# Exercise requirements
What follows is a set of records, each of which is to be written out exactly.
[Start Input data]
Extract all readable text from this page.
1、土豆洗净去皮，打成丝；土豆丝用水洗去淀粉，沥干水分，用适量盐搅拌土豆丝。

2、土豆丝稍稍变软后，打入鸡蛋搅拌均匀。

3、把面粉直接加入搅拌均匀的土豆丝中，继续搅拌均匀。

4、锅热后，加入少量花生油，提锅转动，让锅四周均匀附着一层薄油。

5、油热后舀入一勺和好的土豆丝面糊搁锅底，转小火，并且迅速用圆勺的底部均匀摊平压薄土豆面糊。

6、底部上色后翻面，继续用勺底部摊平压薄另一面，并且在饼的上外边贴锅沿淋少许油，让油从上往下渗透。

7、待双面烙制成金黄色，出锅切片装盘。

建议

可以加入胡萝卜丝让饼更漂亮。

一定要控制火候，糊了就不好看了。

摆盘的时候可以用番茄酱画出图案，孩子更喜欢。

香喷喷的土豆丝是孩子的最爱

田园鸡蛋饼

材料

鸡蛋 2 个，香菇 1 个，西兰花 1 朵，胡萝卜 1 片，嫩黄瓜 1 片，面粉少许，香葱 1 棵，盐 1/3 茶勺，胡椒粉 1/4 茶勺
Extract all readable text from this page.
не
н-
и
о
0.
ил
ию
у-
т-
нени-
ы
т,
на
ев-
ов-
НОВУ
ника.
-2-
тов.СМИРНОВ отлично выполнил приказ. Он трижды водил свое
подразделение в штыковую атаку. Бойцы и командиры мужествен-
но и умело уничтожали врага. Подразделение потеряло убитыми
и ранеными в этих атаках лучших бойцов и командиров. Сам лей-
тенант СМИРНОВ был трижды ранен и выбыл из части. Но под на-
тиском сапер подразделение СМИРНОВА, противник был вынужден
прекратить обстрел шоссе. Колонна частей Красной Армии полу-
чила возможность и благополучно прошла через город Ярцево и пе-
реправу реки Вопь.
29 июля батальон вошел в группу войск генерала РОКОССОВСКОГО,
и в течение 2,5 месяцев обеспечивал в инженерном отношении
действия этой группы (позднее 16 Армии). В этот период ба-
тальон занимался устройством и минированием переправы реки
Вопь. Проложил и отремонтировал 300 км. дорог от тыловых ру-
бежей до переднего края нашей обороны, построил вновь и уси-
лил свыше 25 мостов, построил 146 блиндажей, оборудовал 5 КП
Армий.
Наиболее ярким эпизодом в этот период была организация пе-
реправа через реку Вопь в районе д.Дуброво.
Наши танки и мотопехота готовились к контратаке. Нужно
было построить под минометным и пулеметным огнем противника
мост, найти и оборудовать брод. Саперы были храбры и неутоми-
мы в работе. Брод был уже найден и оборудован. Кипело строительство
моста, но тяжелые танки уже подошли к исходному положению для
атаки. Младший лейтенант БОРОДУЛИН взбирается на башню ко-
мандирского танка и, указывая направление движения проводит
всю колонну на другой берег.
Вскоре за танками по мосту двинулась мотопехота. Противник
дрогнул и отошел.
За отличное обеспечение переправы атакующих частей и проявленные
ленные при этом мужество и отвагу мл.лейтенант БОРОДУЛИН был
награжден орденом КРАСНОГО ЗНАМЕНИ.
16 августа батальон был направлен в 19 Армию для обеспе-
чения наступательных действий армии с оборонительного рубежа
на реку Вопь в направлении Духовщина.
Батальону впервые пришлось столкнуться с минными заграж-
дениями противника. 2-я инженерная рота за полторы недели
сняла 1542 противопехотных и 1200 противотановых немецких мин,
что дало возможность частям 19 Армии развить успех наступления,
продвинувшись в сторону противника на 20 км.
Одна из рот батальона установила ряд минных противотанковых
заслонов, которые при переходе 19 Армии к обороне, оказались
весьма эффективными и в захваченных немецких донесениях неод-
[End Input data]
# Finished exercise
Extract all readable text from this page.
1、土豆洗净去皮，打成丝；土豆丝用水洗去淀粉，沥干水分，用适量盐搅拌土豆丝。

2、土豆丝稍稍变软后，打入鸡蛋搅拌均匀。

3、把面粉直接加入搅拌均匀的土豆丝中，继续搅拌均匀。

4、锅热后，加入少量花生油，提锅转动，让锅四周均匀附着一层薄油。

5、油热后舀入一勺和好的土豆丝面糊搁锅底，转小火，并且迅速用圆勺的底部均匀摊平压薄土豆面糊。

6、底部上色后翻面，继续用勺底部摊平压薄另一面，并且在饼的上外边贴锅沿淋少许油，让油从上往下渗透。

7、待双面烙制成金黄色，出锅切片装盘。

建议

可以加入胡萝卜丝让饼更漂亮。

一定要控制火候，糊了就不好看了。

摆盘的时候可以用番茄酱画出图案，孩子更喜欢。

香喷喷的土豆丝是孩子的最爱

田园鸡蛋饼

材料

鸡蛋 2 个，香菇 1 个，西兰花 1 朵，胡萝卜 1 片，嫩黄瓜 1 片，面粉少许，香葱 1 棵，盐 1/3 茶勺，胡椒粉 1/4 茶勺
Extract all readable text from this page.
не
н-
и
о
0.
ил
ию
у-
т-
нени-
ы
т,
на
ев-
ов-
НОВУ
ника.
-2-
тов.СМИРНОВ отлично выполнил приказ. Он трижды водил свое
подразделение в штыковую атаку. Бойцы и командиры мужествен-
но и умело уничтожали врага. Подразделение потеряло убитыми
и ранеными в этих атаках лучших бойцов и командиров. Сам лей-
тенант СМИРНОВ был трижды ранен и выбыл из части. Но под на-
тиском сапер подразделение СМИРНОВА, противник был вынужден
прекратить обстрел шоссе. Колонна частей Красной Армии полу-
чила возможность и благополучно прошла через город Ярцево и пе-
реправу реки Вопь.
29 июля батальон вошел в группу войск генерала РОКОССОВСКОГО,
и в течение 2,5 месяцев обеспечивал в инженерном отношении
действия этой группы (позднее 16 Армии). В этот период ба-
тальон занимался устройством и минированием переправы реки
Вопь. Проложил и отремонтировал 300 км. дорог от тыловых ру-
бежей до переднего края нашей обороны, построил вновь и уси-
лил свыше 25 мостов, построил 146 блиндажей, оборудовал 5 КП
Армий.
Наиболее ярким эпизодом в этот период была организация пе-
реправа через реку Вопь в районе д.Дуброво.
Наши танки и мотопехота готовились к контратаке. Нужно
было построить под минометным и пулеметным огнем противника
мост, найти и оборудовать брод. Саперы были храбры и неутоми-
мы в работе. Брод был уже найден и оборудован. Кипело строительство
моста, но тяжелые танки уже подошли к исходному положению для
атаки. Младший лейтенант БОРОДУЛИН взбирается на башню ко-
мандирского танка и, указывая направление движения проводит
всю колонну на другой берег.
Вскоре за танками по мосту двинулась мотопехота. Противник
дрогнул и отошел.
За отличное обеспечение переправы атакующих частей и проявленные
ленные при этом мужество и отвагу мл.лейтенант БОРОДУЛИН был
награжден орденом КРАСНОГО ЗНАМЕНИ.
16 августа батальон был направлен в 19 Армию для обеспе-
чения наступательных действий армии с оборонительного рубежа
на реку Вопь в направлении Духовщина.
Батальону впервые пришлось столкнуться с минными заграж-
дениями противника. 2-я инженерная рота за полторы недели
сняла 1542 противопехотных и 1200 противотановых немецких мин,
что дало возможность частям 19 Армии развить успех наступления,
продвинувшись в сторону противника на 20 км.
Одна из рот батальона установила ряд минных противотанковых
заслонов, которые при переходе 19 Армии к обороне, оказались
весьма эффективными и в захваченных немецких донесениях неод-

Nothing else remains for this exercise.